=== Entries ===
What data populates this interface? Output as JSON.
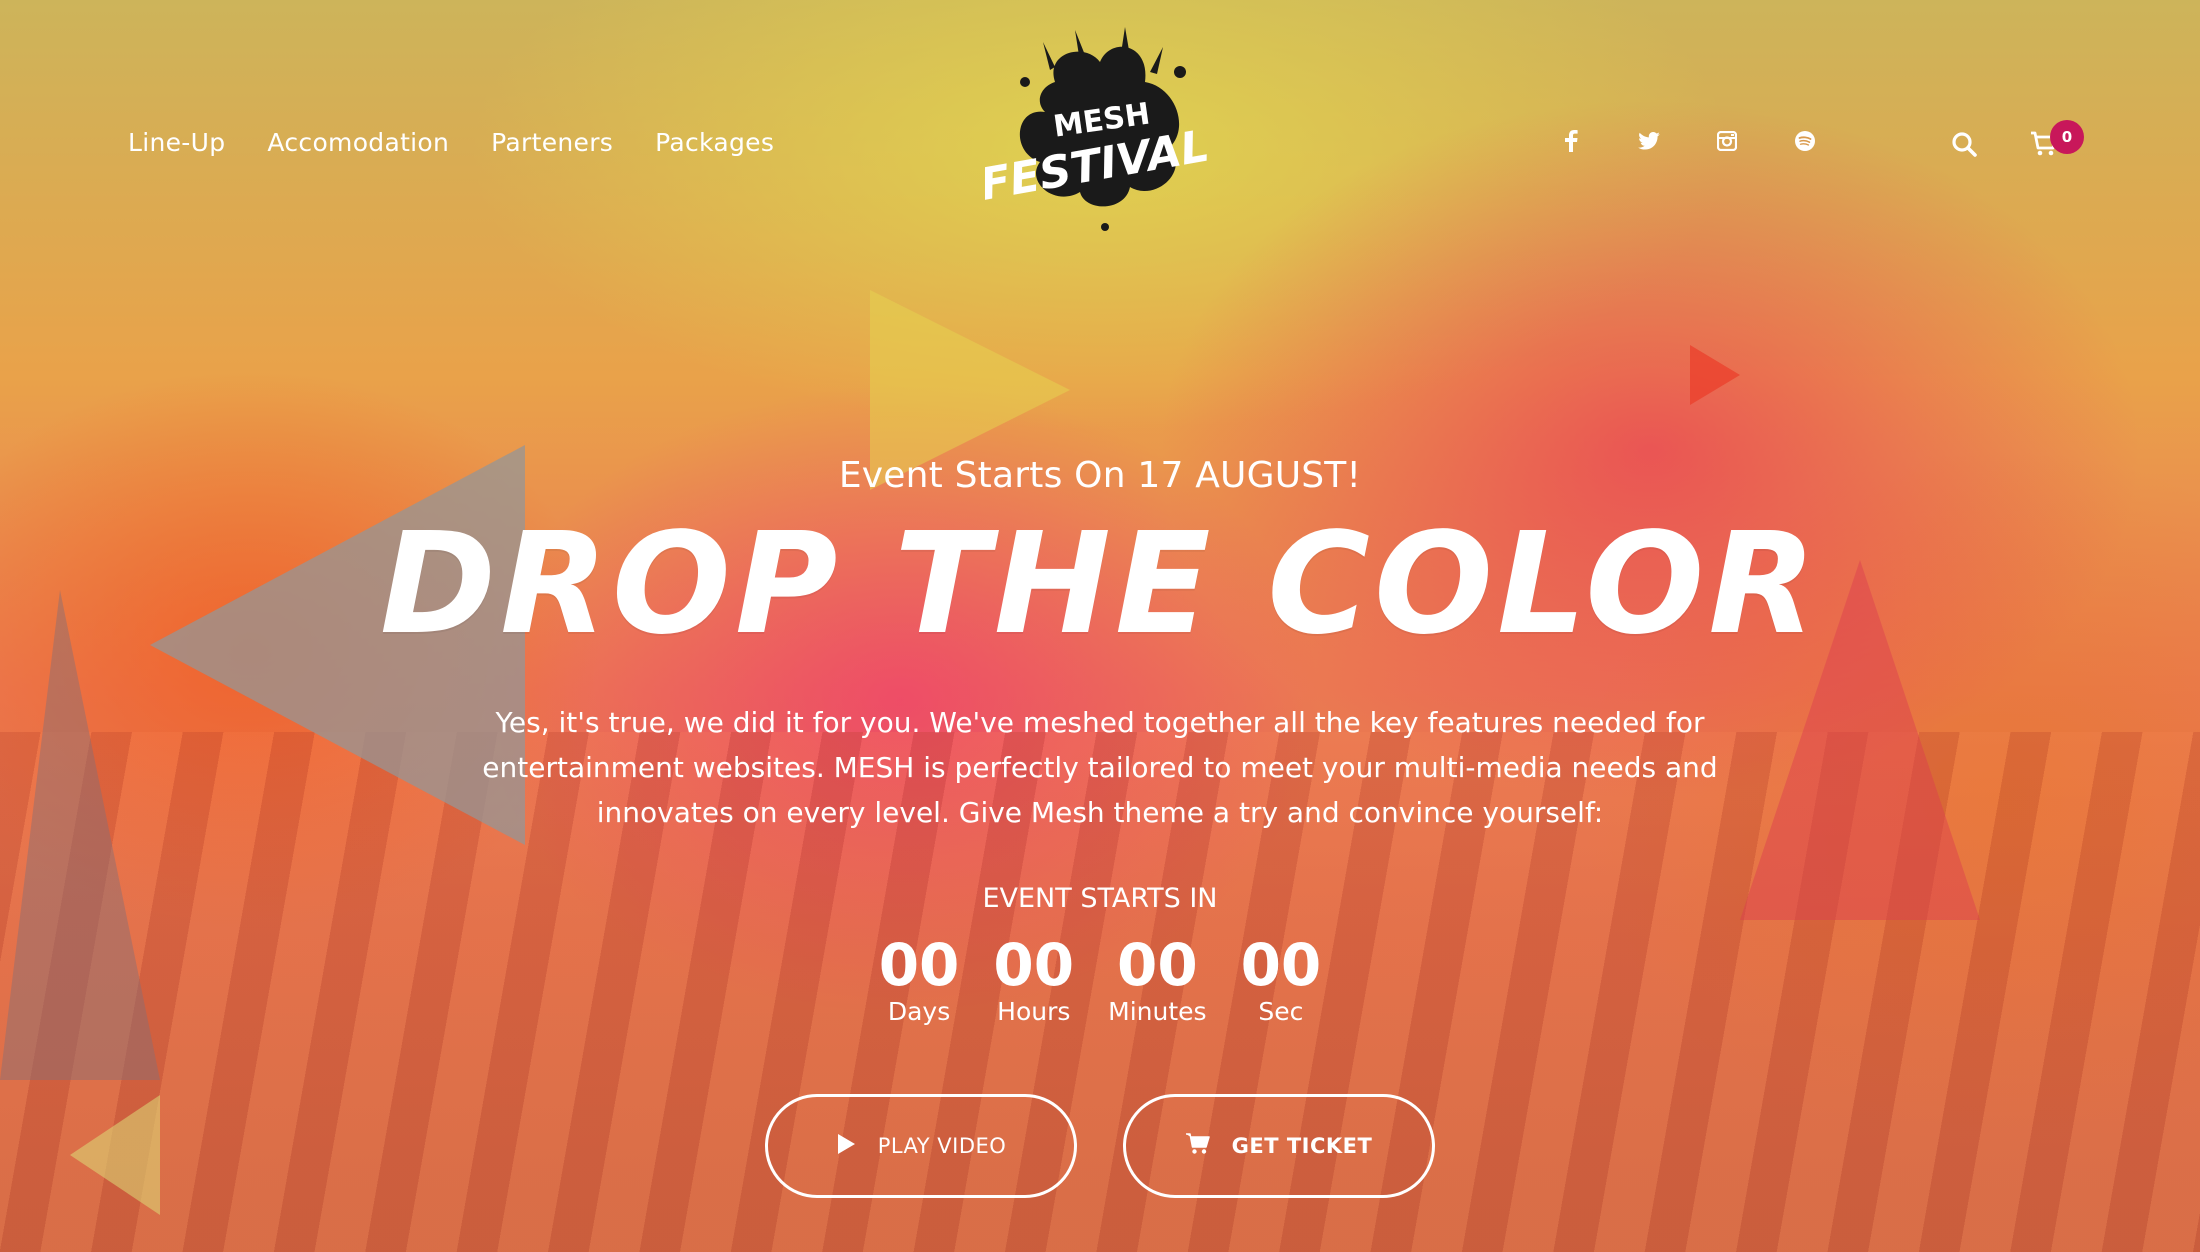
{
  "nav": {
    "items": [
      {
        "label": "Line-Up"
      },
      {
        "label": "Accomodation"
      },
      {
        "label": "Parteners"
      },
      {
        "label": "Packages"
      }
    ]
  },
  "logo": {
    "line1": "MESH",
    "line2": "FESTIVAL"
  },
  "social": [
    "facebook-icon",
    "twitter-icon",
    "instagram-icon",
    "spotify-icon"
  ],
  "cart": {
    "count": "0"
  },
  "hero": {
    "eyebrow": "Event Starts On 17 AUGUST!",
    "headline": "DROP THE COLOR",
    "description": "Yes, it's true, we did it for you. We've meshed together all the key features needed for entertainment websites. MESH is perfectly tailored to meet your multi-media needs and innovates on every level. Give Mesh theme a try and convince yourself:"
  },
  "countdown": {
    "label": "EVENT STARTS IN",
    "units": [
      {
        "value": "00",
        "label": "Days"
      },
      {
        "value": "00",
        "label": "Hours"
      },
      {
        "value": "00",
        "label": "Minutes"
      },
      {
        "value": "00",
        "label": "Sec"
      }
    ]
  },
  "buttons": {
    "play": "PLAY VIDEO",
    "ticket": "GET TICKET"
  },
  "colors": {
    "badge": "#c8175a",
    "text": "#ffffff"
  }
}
===
=== Entries ===
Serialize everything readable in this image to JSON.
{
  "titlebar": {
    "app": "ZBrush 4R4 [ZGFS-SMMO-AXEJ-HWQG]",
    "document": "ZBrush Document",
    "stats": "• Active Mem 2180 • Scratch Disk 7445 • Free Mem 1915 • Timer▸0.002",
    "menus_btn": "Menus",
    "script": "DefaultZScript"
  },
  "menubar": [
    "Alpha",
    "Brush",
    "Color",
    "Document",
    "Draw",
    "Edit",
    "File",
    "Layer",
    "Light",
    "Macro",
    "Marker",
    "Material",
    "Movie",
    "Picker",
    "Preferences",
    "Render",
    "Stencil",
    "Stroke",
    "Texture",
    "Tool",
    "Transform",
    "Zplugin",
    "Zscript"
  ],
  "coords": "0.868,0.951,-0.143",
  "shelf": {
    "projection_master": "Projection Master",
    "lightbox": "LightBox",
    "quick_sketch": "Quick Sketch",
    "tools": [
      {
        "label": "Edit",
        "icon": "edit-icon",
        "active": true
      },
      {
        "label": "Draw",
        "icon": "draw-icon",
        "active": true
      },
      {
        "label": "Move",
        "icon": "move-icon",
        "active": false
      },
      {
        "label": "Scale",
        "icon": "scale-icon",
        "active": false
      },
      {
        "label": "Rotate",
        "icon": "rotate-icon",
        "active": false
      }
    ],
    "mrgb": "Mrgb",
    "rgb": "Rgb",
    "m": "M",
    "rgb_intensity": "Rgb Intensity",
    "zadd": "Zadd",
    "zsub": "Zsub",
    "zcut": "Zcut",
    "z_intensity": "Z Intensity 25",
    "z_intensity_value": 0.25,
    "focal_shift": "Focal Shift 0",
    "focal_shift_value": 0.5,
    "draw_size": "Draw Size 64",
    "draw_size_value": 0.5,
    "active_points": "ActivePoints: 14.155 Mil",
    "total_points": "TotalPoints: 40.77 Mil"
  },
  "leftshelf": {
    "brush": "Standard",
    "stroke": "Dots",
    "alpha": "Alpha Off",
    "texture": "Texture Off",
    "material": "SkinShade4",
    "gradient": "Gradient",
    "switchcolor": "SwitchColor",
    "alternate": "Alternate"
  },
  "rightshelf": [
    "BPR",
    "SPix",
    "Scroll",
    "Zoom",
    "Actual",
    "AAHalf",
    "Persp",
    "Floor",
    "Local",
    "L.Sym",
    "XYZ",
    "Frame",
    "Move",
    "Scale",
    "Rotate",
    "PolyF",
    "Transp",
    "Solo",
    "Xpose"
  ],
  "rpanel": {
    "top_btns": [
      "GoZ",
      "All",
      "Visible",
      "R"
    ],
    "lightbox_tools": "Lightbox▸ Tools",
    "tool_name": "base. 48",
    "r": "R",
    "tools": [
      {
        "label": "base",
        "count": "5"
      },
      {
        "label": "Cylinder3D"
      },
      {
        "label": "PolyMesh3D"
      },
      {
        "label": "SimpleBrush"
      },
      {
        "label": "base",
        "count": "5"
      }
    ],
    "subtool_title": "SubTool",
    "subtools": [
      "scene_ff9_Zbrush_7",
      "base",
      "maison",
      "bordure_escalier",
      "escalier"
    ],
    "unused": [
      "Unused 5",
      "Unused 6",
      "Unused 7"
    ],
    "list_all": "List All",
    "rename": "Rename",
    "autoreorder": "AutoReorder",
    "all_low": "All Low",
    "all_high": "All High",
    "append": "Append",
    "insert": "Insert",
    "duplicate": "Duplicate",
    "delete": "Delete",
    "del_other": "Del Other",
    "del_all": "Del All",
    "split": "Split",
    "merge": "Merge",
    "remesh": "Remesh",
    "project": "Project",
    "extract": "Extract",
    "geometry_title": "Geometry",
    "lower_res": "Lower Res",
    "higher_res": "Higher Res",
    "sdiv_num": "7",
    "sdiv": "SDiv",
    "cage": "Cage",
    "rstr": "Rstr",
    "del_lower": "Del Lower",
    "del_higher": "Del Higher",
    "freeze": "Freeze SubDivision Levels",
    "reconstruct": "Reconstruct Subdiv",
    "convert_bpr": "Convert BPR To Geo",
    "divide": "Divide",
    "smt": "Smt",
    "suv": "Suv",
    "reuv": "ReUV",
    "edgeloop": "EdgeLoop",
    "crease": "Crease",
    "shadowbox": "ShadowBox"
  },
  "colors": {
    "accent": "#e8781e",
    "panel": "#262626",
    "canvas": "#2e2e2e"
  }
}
===
§ Problem statement: Reproduce every line of the listing above in which the string "icon" appears.

§ Solution below:
    "facebook-icon",
    "twitter-icon",
    "instagram-icon",
    "spotify-icon"
        "icon": "edit-icon",
        "icon": "draw-icon",
        "icon": "move-icon",
        "icon": "scale-icon",
        "icon": "rotate-icon",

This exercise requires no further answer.